§ **EXERCISE**
Read the records and write them out again exactly.

§ **ROWS**
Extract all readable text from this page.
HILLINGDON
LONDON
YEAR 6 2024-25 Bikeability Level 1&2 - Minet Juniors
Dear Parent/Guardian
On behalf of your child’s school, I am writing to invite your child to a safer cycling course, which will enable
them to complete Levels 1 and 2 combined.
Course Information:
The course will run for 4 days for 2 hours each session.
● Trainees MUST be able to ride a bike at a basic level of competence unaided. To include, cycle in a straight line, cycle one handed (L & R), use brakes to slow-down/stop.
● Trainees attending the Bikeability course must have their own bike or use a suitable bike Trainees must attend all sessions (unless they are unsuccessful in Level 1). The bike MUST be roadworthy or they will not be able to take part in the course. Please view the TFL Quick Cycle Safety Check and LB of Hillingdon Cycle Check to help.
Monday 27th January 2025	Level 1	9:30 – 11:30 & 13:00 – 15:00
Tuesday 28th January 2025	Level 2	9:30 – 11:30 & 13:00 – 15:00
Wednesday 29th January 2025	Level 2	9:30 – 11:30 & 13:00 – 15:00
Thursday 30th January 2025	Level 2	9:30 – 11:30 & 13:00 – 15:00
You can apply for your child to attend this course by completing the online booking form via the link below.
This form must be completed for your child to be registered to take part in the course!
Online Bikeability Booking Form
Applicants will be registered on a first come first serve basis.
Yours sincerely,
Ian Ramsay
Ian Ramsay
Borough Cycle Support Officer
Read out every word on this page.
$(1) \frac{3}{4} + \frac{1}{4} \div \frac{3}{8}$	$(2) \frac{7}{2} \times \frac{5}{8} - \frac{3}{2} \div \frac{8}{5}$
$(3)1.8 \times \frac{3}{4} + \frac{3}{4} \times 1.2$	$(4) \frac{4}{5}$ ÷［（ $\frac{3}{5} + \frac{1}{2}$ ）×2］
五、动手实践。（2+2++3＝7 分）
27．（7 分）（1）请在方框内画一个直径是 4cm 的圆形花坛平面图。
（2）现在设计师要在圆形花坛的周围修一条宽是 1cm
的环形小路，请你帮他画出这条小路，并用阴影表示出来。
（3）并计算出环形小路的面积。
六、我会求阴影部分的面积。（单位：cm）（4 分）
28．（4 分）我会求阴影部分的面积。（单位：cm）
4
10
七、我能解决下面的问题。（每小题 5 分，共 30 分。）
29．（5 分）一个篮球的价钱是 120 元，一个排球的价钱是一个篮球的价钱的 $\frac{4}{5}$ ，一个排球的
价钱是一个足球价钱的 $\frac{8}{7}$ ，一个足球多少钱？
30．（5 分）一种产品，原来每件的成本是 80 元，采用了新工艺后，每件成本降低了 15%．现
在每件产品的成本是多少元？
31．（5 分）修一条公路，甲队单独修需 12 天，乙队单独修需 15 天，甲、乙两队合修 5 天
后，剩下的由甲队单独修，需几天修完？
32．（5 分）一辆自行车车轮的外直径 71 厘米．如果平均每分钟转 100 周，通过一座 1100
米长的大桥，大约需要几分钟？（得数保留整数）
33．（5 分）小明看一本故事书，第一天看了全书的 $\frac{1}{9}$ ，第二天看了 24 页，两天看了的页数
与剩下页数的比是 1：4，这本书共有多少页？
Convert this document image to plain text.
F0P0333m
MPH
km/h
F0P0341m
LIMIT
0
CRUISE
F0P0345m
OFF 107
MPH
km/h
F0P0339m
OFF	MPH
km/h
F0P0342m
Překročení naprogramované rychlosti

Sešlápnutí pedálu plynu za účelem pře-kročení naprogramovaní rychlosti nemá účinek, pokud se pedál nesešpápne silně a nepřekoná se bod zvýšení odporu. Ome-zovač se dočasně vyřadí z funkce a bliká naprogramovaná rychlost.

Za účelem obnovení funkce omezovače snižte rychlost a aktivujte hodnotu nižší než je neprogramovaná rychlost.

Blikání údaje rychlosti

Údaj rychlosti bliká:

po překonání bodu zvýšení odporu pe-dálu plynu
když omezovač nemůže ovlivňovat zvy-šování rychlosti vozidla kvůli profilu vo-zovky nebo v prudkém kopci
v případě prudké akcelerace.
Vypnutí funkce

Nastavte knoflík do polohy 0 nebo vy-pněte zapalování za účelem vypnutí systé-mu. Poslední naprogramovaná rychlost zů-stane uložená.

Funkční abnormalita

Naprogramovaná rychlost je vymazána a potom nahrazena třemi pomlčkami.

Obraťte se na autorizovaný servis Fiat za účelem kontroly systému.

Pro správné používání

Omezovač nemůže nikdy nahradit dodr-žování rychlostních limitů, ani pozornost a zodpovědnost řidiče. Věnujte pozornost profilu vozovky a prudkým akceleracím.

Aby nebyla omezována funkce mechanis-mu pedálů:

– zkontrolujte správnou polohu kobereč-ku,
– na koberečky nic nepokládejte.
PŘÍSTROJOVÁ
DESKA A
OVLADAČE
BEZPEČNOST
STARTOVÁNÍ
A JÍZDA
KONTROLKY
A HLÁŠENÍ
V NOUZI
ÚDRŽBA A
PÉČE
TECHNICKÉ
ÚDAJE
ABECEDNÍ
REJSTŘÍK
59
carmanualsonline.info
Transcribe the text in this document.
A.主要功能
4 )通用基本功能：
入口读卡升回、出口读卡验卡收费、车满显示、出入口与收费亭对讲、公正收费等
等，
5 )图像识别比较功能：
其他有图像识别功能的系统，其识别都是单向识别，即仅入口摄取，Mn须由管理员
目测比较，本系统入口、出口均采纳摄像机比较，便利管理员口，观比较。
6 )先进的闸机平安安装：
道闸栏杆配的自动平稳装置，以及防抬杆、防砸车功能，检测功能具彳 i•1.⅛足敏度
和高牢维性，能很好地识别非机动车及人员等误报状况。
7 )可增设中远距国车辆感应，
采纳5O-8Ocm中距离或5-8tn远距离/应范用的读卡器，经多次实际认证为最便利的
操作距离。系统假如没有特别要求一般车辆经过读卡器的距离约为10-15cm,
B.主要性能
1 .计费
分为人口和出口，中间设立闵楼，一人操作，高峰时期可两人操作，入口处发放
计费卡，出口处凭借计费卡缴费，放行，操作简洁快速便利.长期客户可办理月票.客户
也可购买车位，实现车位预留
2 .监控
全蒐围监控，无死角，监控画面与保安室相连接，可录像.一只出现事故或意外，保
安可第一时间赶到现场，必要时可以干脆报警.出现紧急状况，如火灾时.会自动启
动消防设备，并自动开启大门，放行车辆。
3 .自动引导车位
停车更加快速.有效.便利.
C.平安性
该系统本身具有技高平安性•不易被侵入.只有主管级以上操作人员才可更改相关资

§ **RESULT OF THE TASK**
Extract all readable text from this page.
HILLINGDON
LONDON
YEAR 6 2024-25 Bikeability Level 1&2 - Minet Juniors
Dear Parent/Guardian
On behalf of your child’s school, I am writing to invite your child to a safer cycling course, which will enable
them to complete Levels 1 and 2 combined.
Course Information:
The course will run for 4 days for 2 hours each session.
● Trainees MUST be able to ride a bike at a basic level of competence unaided. To include, cycle in a straight line, cycle one handed (L & R), use brakes to slow-down/stop.
● Trainees attending the Bikeability course must have their own bike or use a suitable bike Trainees must attend all sessions (unless they are unsuccessful in Level 1). The bike MUST be roadworthy or they will not be able to take part in the course. Please view the TFL Quick Cycle Safety Check and LB of Hillingdon Cycle Check to help.
Monday 27th January 2025	Level 1	9:30 – 11:30 & 13:00 – 15:00
Tuesday 28th January 2025	Level 2	9:30 – 11:30 & 13:00 – 15:00
Wednesday 29th January 2025	Level 2	9:30 – 11:30 & 13:00 – 15:00
Thursday 30th January 2025	Level 2	9:30 – 11:30 & 13:00 – 15:00
You can apply for your child to attend this course by completing the online booking form via the link below.
This form must be completed for your child to be registered to take part in the course!
Online Bikeability Booking Form
Applicants will be registered on a first come first serve basis.
Yours sincerely,
Ian Ramsay
Ian Ramsay
Borough Cycle Support Officer
Read out every word on this page.
$(1) \frac{3}{4} + \frac{1}{4} \div \frac{3}{8}$	$(2) \frac{7}{2} \times \frac{5}{8} - \frac{3}{2} \div \frac{8}{5}$
$(3)1.8 \times \frac{3}{4} + \frac{3}{4} \times 1.2$	$(4) \frac{4}{5}$ ÷［（ $\frac{3}{5} + \frac{1}{2}$ ）×2］
五、动手实践。（2+2++3＝7 分）
27．（7 分）（1）请在方框内画一个直径是 4cm 的圆形花坛平面图。
（2）现在设计师要在圆形花坛的周围修一条宽是 1cm
的环形小路，请你帮他画出这条小路，并用阴影表示出来。
（3）并计算出环形小路的面积。
六、我会求阴影部分的面积。（单位：cm）（4 分）
28．（4 分）我会求阴影部分的面积。（单位：cm）
4
10
七、我能解决下面的问题。（每小题 5 分，共 30 分。）
29．（5 分）一个篮球的价钱是 120 元，一个排球的价钱是一个篮球的价钱的 $\frac{4}{5}$ ，一个排球的
价钱是一个足球价钱的 $\frac{8}{7}$ ，一个足球多少钱？
30．（5 分）一种产品，原来每件的成本是 80 元，采用了新工艺后，每件成本降低了 15%．现
在每件产品的成本是多少元？
31．（5 分）修一条公路，甲队单独修需 12 天，乙队单独修需 15 天，甲、乙两队合修 5 天
后，剩下的由甲队单独修，需几天修完？
32．（5 分）一辆自行车车轮的外直径 71 厘米．如果平均每分钟转 100 周，通过一座 1100
米长的大桥，大约需要几分钟？（得数保留整数）
33．（5 分）小明看一本故事书，第一天看了全书的 $\frac{1}{9}$ ，第二天看了 24 页，两天看了的页数
与剩下页数的比是 1：4，这本书共有多少页？
Convert this document image to plain text.
F0P0333m
MPH
km/h
F0P0341m
LIMIT
0
CRUISE
F0P0345m
OFF 107
MPH
km/h
F0P0339m
OFF	MPH
km/h
F0P0342m
Překročení naprogramované rychlosti

Sešlápnutí pedálu plynu za účelem pře-kročení naprogramovaní rychlosti nemá účinek, pokud se pedál nesešpápne silně a nepřekoná se bod zvýšení odporu. Ome-zovač se dočasně vyřadí z funkce a bliká naprogramovaná rychlost.

Za účelem obnovení funkce omezovače snižte rychlost a aktivujte hodnotu nižší než je neprogramovaná rychlost.

Blikání údaje rychlosti

Údaj rychlosti bliká:

po překonání bodu zvýšení odporu pe-dálu plynu
když omezovač nemůže ovlivňovat zvy-šování rychlosti vozidla kvůli profilu vo-zovky nebo v prudkém kopci
v případě prudké akcelerace.
Vypnutí funkce

Nastavte knoflík do polohy 0 nebo vy-pněte zapalování za účelem vypnutí systé-mu. Poslední naprogramovaná rychlost zů-stane uložená.

Funkční abnormalita

Naprogramovaná rychlost je vymazána a potom nahrazena třemi pomlčkami.

Obraťte se na autorizovaný servis Fiat za účelem kontroly systému.

Pro správné používání

Omezovač nemůže nikdy nahradit dodr-žování rychlostních limitů, ani pozornost a zodpovědnost řidiče. Věnujte pozornost profilu vozovky a prudkým akceleracím.

Aby nebyla omezována funkce mechanis-mu pedálů:

– zkontrolujte správnou polohu kobereč-ku,
– na koberečky nic nepokládejte.
PŘÍSTROJOVÁ
DESKA A
OVLADAČE
BEZPEČNOST
STARTOVÁNÍ
A JÍZDA
KONTROLKY
A HLÁŠENÍ
V NOUZI
ÚDRŽBA A
PÉČE
TECHNICKÉ
ÚDAJE
ABECEDNÍ
REJSTŘÍK
59
carmanualsonline.info
Transcribe the text in this document.
A.主要功能
4 )通用基本功能：
入口读卡升回、出口读卡验卡收费、车满显示、出入口与收费亭对讲、公正收费等
等，
5 )图像识别比较功能：
其他有图像识别功能的系统，其识别都是单向识别，即仅入口摄取，Mn须由管理员
目测比较，本系统入口、出口均采纳摄像机比较，便利管理员口，观比较。
6 )先进的闸机平安安装：
道闸栏杆配的自动平稳装置，以及防抬杆、防砸车功能，检测功能具彳 i•1.⅛足敏度
和高牢维性，能很好地识别非机动车及人员等误报状况。
7 )可增设中远距国车辆感应，
采纳5O-8Ocm中距离或5-8tn远距离/应范用的读卡器，经多次实际认证为最便利的
操作距离。系统假如没有特别要求一般车辆经过读卡器的距离约为10-15cm,
B.主要性能
1 .计费
分为人口和出口，中间设立闵楼，一人操作，高峰时期可两人操作，入口处发放
计费卡，出口处凭借计费卡缴费，放行，操作简洁快速便利.长期客户可办理月票.客户
也可购买车位，实现车位预留
2 .监控
全蒐围监控，无死角，监控画面与保安室相连接，可录像.一只出现事故或意外，保
安可第一时间赶到现场，必要时可以干脆报警.出现紧急状况，如火灾时.会自动启
动消防设备，并自动开启大门，放行车辆。
3 .自动引导车位
停车更加快速.有效.便利.
C.平安性
该系统本身具有技高平安性•不易被侵入.只有主管级以上操作人员才可更改相关资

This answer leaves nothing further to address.